* [Task] Within the listing below, locate all lines containing the word "Rate". Copy each one.

* [Provided material]

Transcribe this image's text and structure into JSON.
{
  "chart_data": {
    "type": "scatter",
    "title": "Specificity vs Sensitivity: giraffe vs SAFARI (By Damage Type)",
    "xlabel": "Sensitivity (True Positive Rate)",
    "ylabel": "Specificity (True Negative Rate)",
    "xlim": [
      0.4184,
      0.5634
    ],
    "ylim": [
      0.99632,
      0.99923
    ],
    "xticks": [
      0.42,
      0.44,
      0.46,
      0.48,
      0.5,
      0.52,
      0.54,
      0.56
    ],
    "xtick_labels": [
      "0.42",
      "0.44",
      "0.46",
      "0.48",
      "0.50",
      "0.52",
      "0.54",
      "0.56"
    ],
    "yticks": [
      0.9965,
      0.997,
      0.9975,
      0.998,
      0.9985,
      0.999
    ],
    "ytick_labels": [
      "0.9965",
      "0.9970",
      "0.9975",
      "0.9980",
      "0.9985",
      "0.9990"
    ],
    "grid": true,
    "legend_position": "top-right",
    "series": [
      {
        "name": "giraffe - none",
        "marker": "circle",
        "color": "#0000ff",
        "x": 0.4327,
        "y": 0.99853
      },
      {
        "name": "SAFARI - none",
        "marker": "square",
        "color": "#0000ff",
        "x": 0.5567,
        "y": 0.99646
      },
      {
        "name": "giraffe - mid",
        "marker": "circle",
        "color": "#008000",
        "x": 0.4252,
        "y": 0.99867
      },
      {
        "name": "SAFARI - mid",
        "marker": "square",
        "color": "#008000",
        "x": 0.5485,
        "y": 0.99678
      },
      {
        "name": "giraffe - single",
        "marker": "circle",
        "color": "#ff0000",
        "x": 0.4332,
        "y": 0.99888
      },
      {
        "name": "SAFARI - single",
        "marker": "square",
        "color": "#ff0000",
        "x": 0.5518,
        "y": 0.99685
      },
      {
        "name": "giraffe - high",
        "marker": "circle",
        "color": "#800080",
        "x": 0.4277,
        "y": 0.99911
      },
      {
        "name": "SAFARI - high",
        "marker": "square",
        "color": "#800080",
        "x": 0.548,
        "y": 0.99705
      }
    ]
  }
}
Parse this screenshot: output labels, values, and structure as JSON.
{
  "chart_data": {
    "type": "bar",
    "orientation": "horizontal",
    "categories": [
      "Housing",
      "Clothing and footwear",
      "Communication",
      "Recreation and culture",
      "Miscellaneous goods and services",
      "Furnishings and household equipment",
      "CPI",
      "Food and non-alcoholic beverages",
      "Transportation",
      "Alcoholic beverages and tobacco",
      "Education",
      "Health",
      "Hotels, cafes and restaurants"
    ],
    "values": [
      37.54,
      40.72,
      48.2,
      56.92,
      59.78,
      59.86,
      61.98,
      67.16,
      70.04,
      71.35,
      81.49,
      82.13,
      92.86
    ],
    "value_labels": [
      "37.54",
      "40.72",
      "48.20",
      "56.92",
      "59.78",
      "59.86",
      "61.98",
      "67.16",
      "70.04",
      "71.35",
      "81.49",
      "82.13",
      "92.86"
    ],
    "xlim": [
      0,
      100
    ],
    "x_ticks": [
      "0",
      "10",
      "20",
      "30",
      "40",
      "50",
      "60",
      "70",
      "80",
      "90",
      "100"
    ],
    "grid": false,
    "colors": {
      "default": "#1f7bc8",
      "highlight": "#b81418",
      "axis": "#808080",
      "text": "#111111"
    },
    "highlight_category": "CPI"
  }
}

* [Task result]
    "xlabel": "Sensitivity (True Positive Rate)",
    "ylabel": "Specificity (True Negative Rate)",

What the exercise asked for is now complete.